Dataset entries
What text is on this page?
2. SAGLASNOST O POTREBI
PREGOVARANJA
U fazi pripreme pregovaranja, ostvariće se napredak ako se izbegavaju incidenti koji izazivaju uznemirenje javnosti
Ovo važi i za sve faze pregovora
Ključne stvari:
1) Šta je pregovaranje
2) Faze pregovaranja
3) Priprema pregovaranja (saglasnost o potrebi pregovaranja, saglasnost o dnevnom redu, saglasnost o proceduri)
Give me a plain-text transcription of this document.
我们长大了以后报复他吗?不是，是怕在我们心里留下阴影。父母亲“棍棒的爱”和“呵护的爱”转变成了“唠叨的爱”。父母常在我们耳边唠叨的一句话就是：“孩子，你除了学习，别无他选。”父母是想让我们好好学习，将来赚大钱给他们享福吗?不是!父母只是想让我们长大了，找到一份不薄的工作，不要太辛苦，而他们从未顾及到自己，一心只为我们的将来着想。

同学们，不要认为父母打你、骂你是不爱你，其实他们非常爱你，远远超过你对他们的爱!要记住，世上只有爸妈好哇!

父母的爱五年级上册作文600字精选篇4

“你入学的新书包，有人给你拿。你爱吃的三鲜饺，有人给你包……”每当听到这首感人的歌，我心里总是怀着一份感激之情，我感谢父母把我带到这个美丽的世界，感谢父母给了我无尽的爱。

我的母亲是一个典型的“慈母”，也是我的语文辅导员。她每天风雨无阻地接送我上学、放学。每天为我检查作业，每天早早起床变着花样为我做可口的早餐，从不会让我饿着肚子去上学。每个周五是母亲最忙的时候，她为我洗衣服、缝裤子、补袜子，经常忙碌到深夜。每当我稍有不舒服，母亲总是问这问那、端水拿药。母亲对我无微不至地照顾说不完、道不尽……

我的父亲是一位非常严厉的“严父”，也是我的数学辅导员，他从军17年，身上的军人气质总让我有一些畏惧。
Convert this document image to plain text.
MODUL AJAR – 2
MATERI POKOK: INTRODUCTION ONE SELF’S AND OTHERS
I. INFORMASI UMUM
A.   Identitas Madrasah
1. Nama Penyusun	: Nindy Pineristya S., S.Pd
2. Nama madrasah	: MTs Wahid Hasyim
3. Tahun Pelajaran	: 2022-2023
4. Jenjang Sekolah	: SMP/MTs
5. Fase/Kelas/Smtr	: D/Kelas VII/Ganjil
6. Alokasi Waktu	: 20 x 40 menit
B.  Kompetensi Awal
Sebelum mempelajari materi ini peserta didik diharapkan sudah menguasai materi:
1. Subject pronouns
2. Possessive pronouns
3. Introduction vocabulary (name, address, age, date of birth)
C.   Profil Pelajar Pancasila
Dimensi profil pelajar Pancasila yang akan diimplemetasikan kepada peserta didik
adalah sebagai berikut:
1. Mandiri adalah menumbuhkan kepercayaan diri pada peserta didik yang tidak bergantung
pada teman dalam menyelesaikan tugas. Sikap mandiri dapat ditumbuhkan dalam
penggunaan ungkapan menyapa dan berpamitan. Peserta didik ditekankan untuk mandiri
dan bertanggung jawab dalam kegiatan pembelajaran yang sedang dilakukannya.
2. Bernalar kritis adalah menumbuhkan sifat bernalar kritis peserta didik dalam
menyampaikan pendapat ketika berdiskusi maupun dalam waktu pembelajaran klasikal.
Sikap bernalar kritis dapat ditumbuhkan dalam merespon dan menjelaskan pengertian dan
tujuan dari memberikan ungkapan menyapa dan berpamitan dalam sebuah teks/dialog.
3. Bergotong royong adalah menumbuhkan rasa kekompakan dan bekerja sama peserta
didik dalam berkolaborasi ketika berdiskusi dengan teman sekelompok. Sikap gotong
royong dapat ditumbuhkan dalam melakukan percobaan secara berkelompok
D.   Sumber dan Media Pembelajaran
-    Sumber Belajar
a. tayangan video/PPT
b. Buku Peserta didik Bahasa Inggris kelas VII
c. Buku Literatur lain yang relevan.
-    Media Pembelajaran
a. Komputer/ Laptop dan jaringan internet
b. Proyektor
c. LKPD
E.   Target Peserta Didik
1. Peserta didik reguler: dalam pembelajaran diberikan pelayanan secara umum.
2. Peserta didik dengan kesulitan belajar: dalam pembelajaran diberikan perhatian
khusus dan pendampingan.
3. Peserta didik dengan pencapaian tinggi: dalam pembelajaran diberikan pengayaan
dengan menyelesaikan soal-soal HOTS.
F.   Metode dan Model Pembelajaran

### Set exercise
Print the records above in full, exactly.

### Result below
What text is on this page?
2. SAGLASNOST O POTREBI
PREGOVARANJA
U fazi pripreme pregovaranja, ostvariće se napredak ako se izbegavaju incidenti koji izazivaju uznemirenje javnosti
Ovo važi i za sve faze pregovora
Ključne stvari:
1) Šta je pregovaranje
2) Faze pregovaranja
3) Priprema pregovaranja (saglasnost o potrebi pregovaranja, saglasnost o dnevnom redu, saglasnost o proceduri)
Give me a plain-text transcription of this document.
我们长大了以后报复他吗?不是，是怕在我们心里留下阴影。父母亲“棍棒的爱”和“呵护的爱”转变成了“唠叨的爱”。父母常在我们耳边唠叨的一句话就是：“孩子，你除了学习，别无他选。”父母是想让我们好好学习，将来赚大钱给他们享福吗?不是!父母只是想让我们长大了，找到一份不薄的工作，不要太辛苦，而他们从未顾及到自己，一心只为我们的将来着想。

同学们，不要认为父母打你、骂你是不爱你，其实他们非常爱你，远远超过你对他们的爱!要记住，世上只有爸妈好哇!

父母的爱五年级上册作文600字精选篇4

“你入学的新书包，有人给你拿。你爱吃的三鲜饺，有人给你包……”每当听到这首感人的歌，我心里总是怀着一份感激之情，我感谢父母把我带到这个美丽的世界，感谢父母给了我无尽的爱。

我的母亲是一个典型的“慈母”，也是我的语文辅导员。她每天风雨无阻地接送我上学、放学。每天为我检查作业，每天早早起床变着花样为我做可口的早餐，从不会让我饿着肚子去上学。每个周五是母亲最忙的时候，她为我洗衣服、缝裤子、补袜子，经常忙碌到深夜。每当我稍有不舒服，母亲总是问这问那、端水拿药。母亲对我无微不至地照顾说不完、道不尽……

我的父亲是一位非常严厉的“严父”，也是我的数学辅导员，他从军17年，身上的军人气质总让我有一些畏惧。
Convert this document image to plain text.
MODUL AJAR – 2
MATERI POKOK: INTRODUCTION ONE SELF’S AND OTHERS
I. INFORMASI UMUM
A.   Identitas Madrasah
1. Nama Penyusun	: Nindy Pineristya S., S.Pd
2. Nama madrasah	: MTs Wahid Hasyim
3. Tahun Pelajaran	: 2022-2023
4. Jenjang Sekolah	: SMP/MTs
5. Fase/Kelas/Smtr	: D/Kelas VII/Ganjil
6. Alokasi Waktu	: 20 x 40 menit
B.  Kompetensi Awal
Sebelum mempelajari materi ini peserta didik diharapkan sudah menguasai materi:
1. Subject pronouns
2. Possessive pronouns
3. Introduction vocabulary (name, address, age, date of birth)
C.   Profil Pelajar Pancasila
Dimensi profil pelajar Pancasila yang akan diimplemetasikan kepada peserta didik
adalah sebagai berikut:
1. Mandiri adalah menumbuhkan kepercayaan diri pada peserta didik yang tidak bergantung
pada teman dalam menyelesaikan tugas. Sikap mandiri dapat ditumbuhkan dalam
penggunaan ungkapan menyapa dan berpamitan. Peserta didik ditekankan untuk mandiri
dan bertanggung jawab dalam kegiatan pembelajaran yang sedang dilakukannya.
2. Bernalar kritis adalah menumbuhkan sifat bernalar kritis peserta didik dalam
menyampaikan pendapat ketika berdiskusi maupun dalam waktu pembelajaran klasikal.
Sikap bernalar kritis dapat ditumbuhkan dalam merespon dan menjelaskan pengertian dan
tujuan dari memberikan ungkapan menyapa dan berpamitan dalam sebuah teks/dialog.
3. Bergotong royong adalah menumbuhkan rasa kekompakan dan bekerja sama peserta
didik dalam berkolaborasi ketika berdiskusi dengan teman sekelompok. Sikap gotong
royong dapat ditumbuhkan dalam melakukan percobaan secara berkelompok
D.   Sumber dan Media Pembelajaran
-    Sumber Belajar
a. tayangan video/PPT
b. Buku Peserta didik Bahasa Inggris kelas VII
c. Buku Literatur lain yang relevan.
-    Media Pembelajaran
a. Komputer/ Laptop dan jaringan internet
b. Proyektor
c. LKPD
E.   Target Peserta Didik
1. Peserta didik reguler: dalam pembelajaran diberikan pelayanan secara umum.
2. Peserta didik dengan kesulitan belajar: dalam pembelajaran diberikan perhatian
khusus dan pendampingan.
3. Peserta didik dengan pencapaian tinggi: dalam pembelajaran diberikan pengayaan
dengan menyelesaikan soal-soal HOTS.
F.   Metode dan Model Pembelajaran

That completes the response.